## The problem
Your answer is a single number: the count of lines that contain the string "除数变小".

--- Start Data shown ---

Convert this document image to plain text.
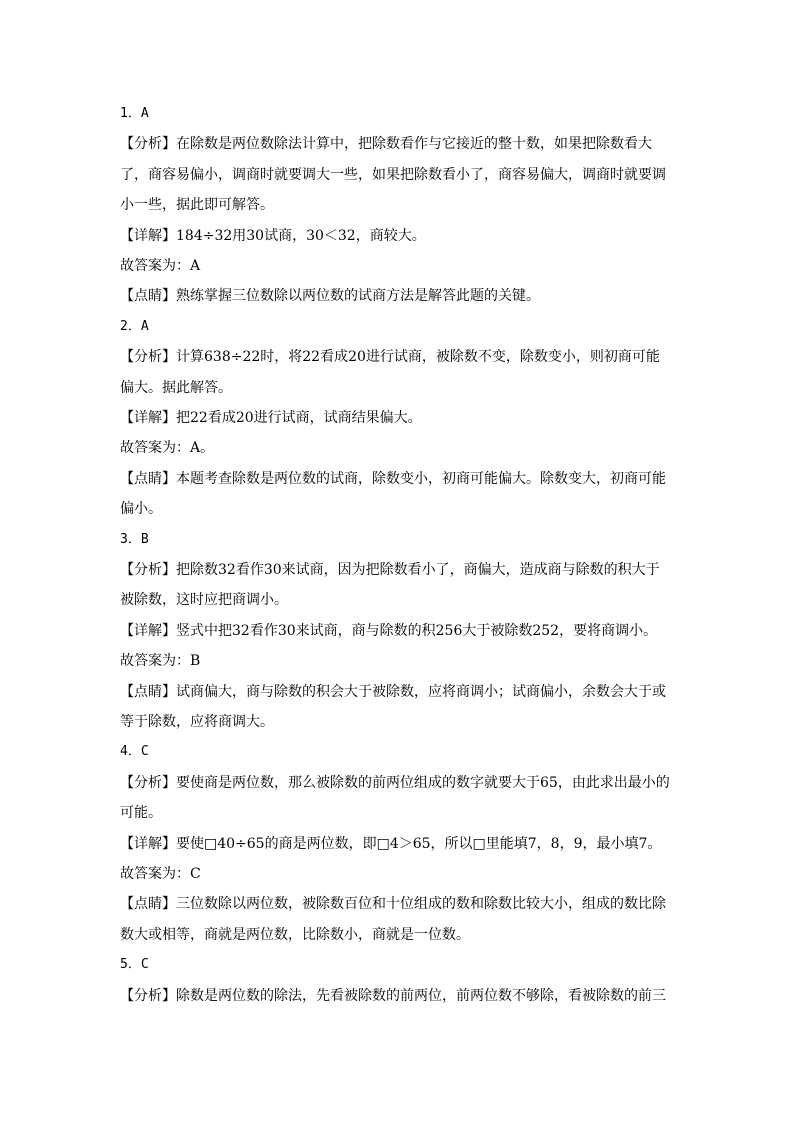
1．A
【分析】在除数是两位数除法计算中，把除数看作与它接近的整十数，如果把除数看大
了，商容易偏小，调商时就要调大一些，如果把除数看小了，商容易偏大，调商时就要调
小一些，据此即可解答。
【详解】184÷32用30试商，30＜32，商较大。
故答案为：A
【点睛】熟练掌握三位数除以两位数的试商方法是解答此题的关键。
2．A
【分析】计算638÷22时，将22看成20进行试商，被除数不变，除数变小，则初商可能
偏大。据此解答。
【详解】把22看成20进行试商，试商结果偏大。
故答案为：A。
【点睛】本题考查除数是两位数的试商，除数变小，初商可能偏大。除数变大，初商可能
偏小。
3．B
【分析】把除数32看作30来试商，因为把除数看小了，商偏大，造成商与除数的积大于
被除数，这时应把商调小。
【详解】竖式中把32看作30来试商，商与除数的积256大于被除数252，要将商调小。
故答案为：B
【点睛】试商偏大，商与除数的积会大于被除数，应将商调小；试商偏小，余数会大于或
等于除数，应将商调大。
4．C
【分析】要使商是两位数，那么被除数的前两位组成的数字就要大于65，由此求出最小的
可能。
【详解】要使□40÷65的商是两位数，即□4＞65，所以□里能填7，8，9，最小填7。
故答案为：C
【点睛】三位数除以两位数，被除数百位和十位组成的数和除数比较大小，组成的数比除
数大或相等，商就是两位数，比除数小，商就是一位数。
5．C
【分析】除数是两位数的除法，先看被除数的前两位，前两位数不够除，看被除数的前三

--- End Data shown ---

## Solution
2